Job: Do any lines in the data below contain "области"? If so, copy every one of them.

Dataset records:
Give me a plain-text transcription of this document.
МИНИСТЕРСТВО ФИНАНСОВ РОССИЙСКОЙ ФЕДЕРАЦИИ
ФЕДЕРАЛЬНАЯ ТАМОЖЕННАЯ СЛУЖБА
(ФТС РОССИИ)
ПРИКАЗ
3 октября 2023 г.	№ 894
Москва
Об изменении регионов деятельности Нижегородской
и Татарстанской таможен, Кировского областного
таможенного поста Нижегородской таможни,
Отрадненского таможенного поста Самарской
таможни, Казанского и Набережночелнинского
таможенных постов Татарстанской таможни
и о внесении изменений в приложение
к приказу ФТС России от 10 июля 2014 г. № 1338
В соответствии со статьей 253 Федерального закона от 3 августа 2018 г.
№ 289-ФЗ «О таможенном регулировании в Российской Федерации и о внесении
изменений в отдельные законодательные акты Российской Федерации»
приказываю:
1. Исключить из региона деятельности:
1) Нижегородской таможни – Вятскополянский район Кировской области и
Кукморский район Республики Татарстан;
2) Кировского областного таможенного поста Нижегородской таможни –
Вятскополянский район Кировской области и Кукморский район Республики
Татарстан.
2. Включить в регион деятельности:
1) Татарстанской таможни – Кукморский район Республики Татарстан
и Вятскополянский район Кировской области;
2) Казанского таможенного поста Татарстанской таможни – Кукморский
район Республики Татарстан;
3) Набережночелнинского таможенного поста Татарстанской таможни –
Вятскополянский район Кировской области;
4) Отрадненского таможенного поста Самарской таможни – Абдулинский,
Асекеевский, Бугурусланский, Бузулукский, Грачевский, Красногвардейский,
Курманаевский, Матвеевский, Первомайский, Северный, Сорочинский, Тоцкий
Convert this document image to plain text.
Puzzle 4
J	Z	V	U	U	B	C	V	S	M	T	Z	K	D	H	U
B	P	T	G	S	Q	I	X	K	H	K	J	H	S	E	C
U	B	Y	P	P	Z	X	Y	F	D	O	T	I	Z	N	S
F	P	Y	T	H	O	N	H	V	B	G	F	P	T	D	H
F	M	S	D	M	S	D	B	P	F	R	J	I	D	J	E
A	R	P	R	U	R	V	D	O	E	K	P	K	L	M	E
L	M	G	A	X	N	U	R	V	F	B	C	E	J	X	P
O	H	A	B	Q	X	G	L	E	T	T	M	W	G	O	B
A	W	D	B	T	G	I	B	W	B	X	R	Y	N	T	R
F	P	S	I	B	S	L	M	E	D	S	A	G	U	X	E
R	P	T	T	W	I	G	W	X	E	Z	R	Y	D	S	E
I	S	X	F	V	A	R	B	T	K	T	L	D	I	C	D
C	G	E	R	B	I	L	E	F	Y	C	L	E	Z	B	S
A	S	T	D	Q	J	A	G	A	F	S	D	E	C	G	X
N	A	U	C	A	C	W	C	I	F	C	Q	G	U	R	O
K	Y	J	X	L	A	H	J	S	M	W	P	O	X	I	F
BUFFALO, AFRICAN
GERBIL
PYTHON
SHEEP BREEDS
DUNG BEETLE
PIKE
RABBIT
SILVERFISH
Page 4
==
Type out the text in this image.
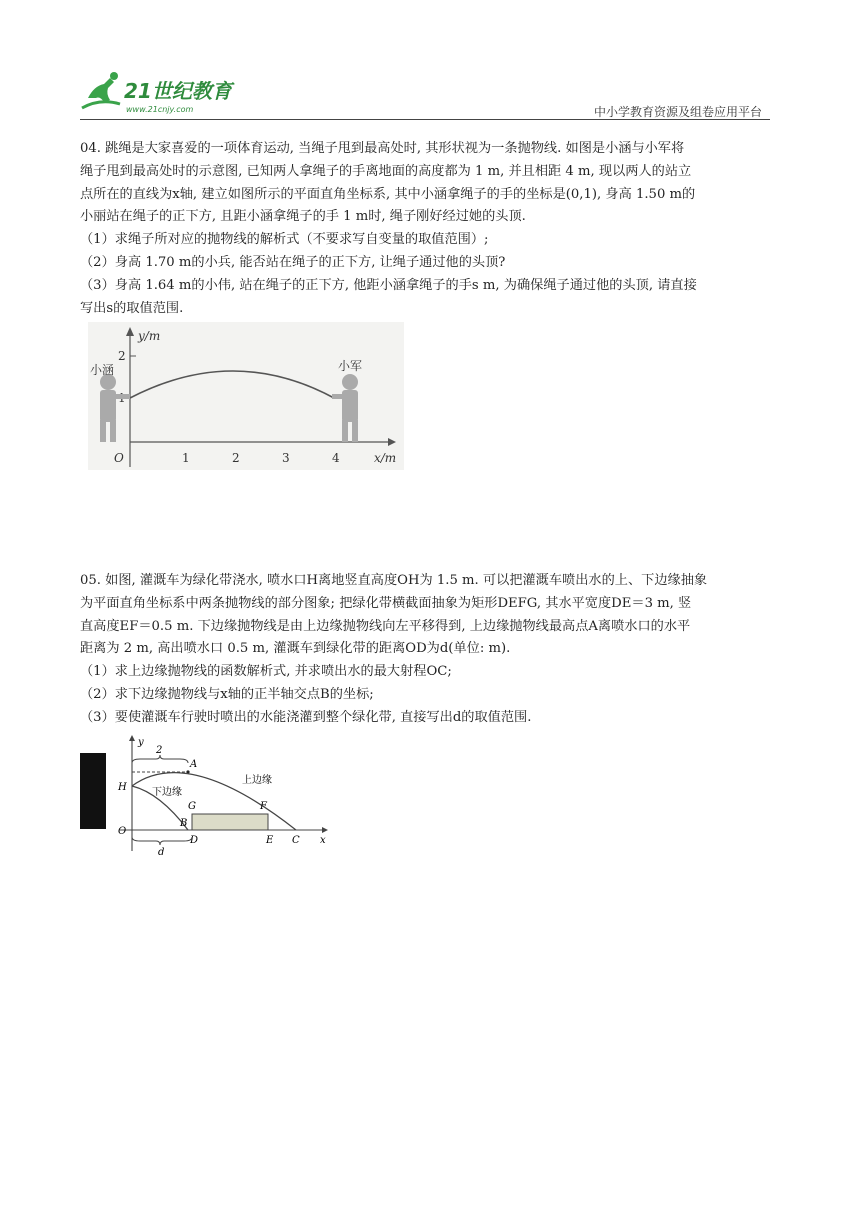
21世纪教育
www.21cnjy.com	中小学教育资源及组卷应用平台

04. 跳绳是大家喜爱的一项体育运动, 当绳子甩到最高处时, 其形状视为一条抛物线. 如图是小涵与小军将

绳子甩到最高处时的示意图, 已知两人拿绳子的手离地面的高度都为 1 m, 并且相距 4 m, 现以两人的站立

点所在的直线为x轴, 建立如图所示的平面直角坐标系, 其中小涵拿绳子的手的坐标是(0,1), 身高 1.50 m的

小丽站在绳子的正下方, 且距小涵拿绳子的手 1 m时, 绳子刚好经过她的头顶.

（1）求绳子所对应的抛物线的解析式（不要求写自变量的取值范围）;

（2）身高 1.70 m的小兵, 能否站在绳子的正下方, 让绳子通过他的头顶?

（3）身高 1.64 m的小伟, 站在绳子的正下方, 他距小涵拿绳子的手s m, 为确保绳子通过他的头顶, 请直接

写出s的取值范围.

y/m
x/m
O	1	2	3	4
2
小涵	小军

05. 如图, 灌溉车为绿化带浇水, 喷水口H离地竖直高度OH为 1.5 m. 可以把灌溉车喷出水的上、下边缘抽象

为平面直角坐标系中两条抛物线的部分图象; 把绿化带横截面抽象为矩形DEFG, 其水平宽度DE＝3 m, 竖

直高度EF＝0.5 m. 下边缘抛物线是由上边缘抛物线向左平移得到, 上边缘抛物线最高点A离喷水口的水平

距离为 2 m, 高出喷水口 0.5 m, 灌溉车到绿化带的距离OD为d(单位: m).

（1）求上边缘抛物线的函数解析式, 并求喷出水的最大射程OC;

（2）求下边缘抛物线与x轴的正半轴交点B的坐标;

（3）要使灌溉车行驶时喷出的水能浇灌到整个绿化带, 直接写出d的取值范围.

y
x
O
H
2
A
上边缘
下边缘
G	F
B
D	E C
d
--
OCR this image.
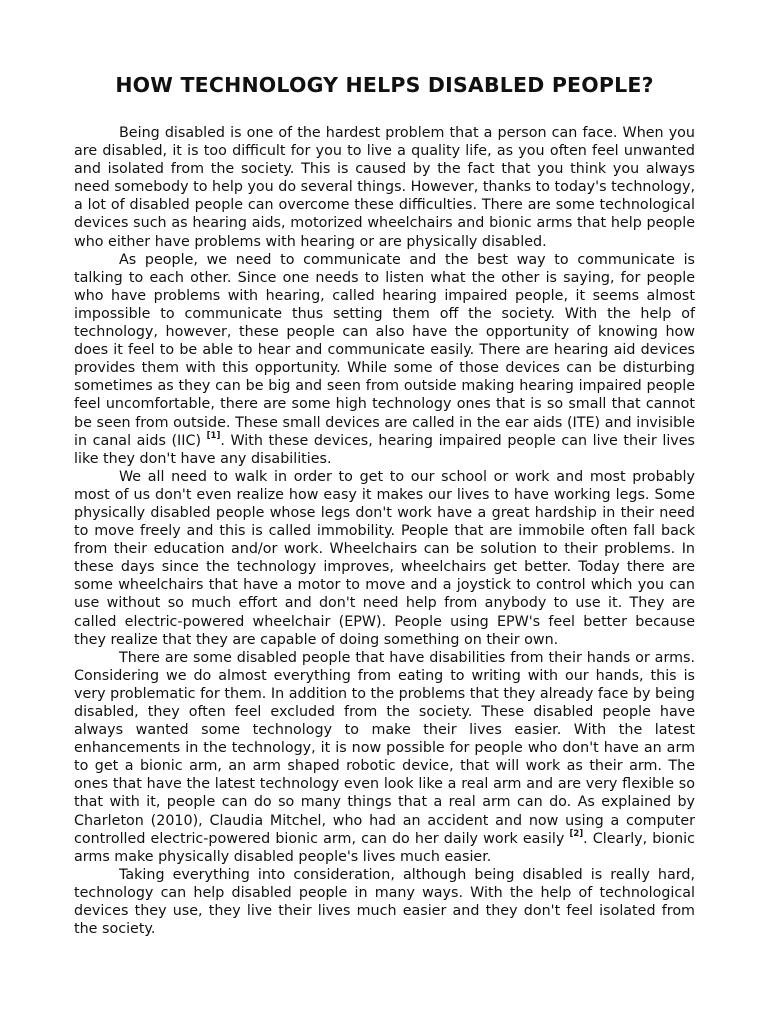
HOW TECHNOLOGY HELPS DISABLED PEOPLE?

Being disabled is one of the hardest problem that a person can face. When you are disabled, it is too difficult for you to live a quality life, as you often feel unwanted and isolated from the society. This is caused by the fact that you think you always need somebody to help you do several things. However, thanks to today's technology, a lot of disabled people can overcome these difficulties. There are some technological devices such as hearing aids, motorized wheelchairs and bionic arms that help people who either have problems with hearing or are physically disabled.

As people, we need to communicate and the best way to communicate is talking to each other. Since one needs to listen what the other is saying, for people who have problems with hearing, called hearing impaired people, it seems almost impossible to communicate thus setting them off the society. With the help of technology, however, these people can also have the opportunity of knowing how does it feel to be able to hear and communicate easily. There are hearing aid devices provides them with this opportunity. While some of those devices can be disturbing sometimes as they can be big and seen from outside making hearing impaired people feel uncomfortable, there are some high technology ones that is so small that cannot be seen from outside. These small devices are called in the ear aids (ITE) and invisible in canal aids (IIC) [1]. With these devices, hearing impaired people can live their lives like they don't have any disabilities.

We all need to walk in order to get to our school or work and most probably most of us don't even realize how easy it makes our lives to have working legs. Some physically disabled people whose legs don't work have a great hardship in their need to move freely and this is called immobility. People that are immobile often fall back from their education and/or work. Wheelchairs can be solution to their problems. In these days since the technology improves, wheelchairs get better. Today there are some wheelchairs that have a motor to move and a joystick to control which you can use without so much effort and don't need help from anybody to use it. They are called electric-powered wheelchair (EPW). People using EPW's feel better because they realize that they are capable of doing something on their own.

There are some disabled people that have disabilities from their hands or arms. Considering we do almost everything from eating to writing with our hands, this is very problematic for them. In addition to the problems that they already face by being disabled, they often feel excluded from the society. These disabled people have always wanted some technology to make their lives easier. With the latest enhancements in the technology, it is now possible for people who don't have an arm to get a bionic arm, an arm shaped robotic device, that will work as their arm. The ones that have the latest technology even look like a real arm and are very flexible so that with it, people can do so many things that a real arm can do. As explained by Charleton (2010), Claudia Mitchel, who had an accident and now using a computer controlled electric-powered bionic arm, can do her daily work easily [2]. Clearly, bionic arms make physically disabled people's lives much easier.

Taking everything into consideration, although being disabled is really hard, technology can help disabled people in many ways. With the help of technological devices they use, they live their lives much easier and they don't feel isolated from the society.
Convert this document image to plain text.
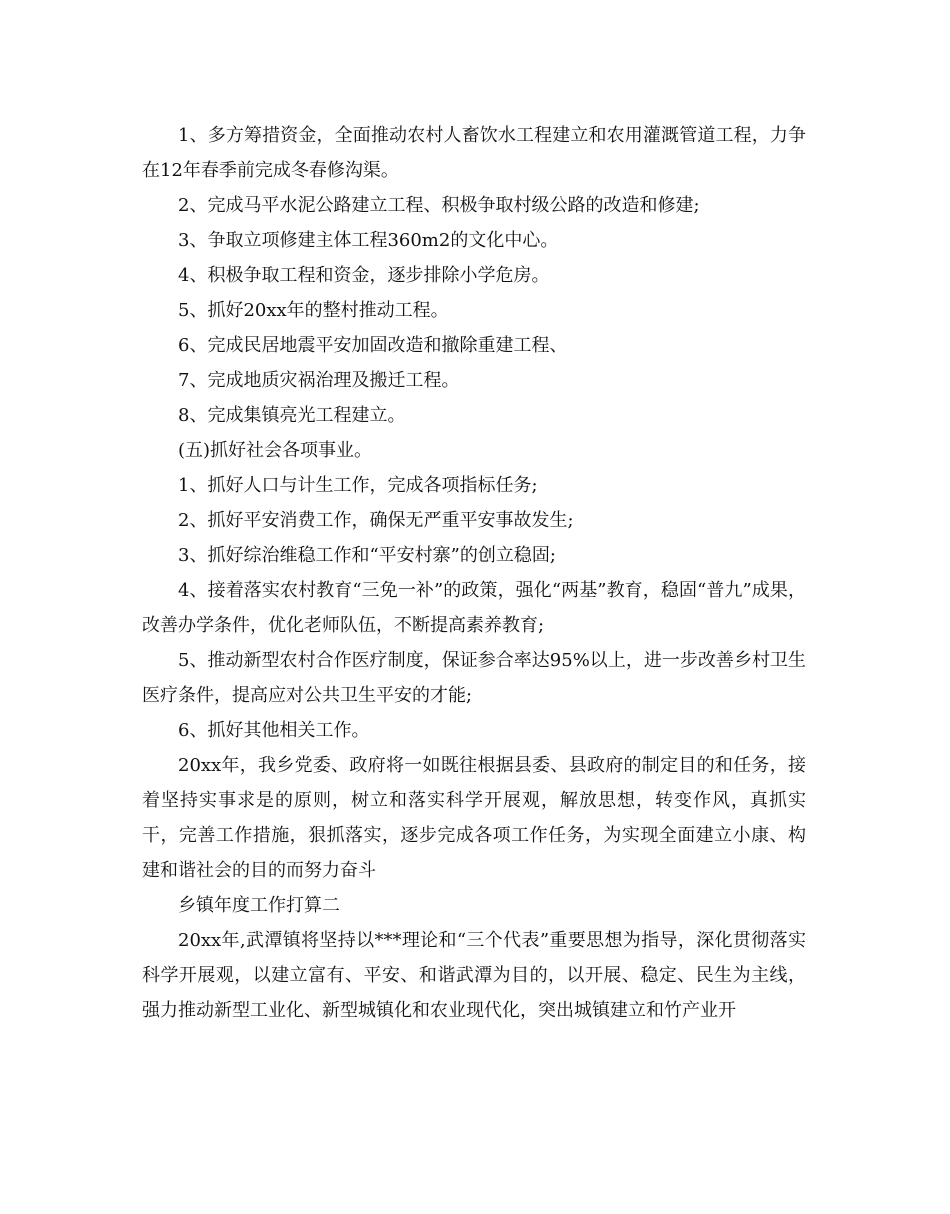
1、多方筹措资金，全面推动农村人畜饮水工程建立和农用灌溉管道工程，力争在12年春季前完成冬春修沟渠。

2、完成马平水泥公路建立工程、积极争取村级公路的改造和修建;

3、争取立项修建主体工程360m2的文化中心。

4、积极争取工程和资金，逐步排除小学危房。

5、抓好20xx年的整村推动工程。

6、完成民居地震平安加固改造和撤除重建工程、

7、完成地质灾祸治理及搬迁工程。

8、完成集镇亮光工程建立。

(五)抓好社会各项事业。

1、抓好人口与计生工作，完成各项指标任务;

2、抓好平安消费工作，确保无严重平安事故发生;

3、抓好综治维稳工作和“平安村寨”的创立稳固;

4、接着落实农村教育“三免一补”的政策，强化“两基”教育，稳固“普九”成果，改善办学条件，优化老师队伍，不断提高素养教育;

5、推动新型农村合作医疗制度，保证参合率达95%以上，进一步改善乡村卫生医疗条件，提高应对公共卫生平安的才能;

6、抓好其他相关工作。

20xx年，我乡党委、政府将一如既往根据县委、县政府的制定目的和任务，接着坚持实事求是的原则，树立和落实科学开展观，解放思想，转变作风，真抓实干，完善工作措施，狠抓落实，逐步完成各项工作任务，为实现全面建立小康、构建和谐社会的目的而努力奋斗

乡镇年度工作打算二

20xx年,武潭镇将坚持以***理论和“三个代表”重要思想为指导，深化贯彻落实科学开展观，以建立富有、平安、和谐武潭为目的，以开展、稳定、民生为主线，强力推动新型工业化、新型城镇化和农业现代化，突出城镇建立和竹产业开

Exercise result:
1) Нижегородской таможни – Вятскополянский район Кировской области и
Вятскополянский район Кировской области и Кукморский район Республики
и Вятскополянский район Кировской области;
Вятскополянский район Кировской области;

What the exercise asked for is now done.